Your goal >> Gather the lines from the material that contain "又互相转化".

Supplied records >>
____

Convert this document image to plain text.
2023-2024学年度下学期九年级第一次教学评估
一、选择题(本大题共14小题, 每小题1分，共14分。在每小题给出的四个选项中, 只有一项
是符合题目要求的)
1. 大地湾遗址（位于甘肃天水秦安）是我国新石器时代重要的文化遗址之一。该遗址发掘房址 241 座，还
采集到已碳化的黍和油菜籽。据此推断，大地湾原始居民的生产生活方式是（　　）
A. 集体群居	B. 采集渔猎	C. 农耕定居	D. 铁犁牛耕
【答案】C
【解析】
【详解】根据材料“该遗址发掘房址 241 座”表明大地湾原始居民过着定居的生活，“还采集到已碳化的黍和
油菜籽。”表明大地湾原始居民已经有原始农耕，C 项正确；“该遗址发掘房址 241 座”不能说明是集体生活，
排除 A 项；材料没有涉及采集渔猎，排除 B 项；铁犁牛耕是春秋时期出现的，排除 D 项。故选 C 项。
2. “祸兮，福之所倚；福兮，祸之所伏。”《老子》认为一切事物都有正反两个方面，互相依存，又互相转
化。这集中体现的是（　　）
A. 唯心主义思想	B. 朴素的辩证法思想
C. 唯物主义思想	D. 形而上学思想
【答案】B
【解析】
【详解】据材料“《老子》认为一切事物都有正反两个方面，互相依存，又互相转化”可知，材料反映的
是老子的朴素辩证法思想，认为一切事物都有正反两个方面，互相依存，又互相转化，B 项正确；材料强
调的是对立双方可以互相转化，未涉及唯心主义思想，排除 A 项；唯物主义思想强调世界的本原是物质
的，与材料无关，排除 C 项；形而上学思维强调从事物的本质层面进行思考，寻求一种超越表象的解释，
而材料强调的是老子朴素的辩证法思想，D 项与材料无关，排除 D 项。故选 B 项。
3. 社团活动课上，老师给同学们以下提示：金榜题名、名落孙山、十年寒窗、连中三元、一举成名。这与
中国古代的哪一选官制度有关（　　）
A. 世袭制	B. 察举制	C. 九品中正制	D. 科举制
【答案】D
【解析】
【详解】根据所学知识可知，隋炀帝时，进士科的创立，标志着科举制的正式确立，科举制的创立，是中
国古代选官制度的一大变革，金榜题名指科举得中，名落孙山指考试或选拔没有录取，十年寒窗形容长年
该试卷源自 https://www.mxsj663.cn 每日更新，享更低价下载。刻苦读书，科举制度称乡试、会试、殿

____

Task answer >>
【详解】据材料“《老子》认为一切事物都有正反两个方面，互相依存，又互相转化”可知，材料反映的
是老子的朴素辩证法思想，认为一切事物都有正反两个方面，互相依存，又互相转化，B 项正确；材料强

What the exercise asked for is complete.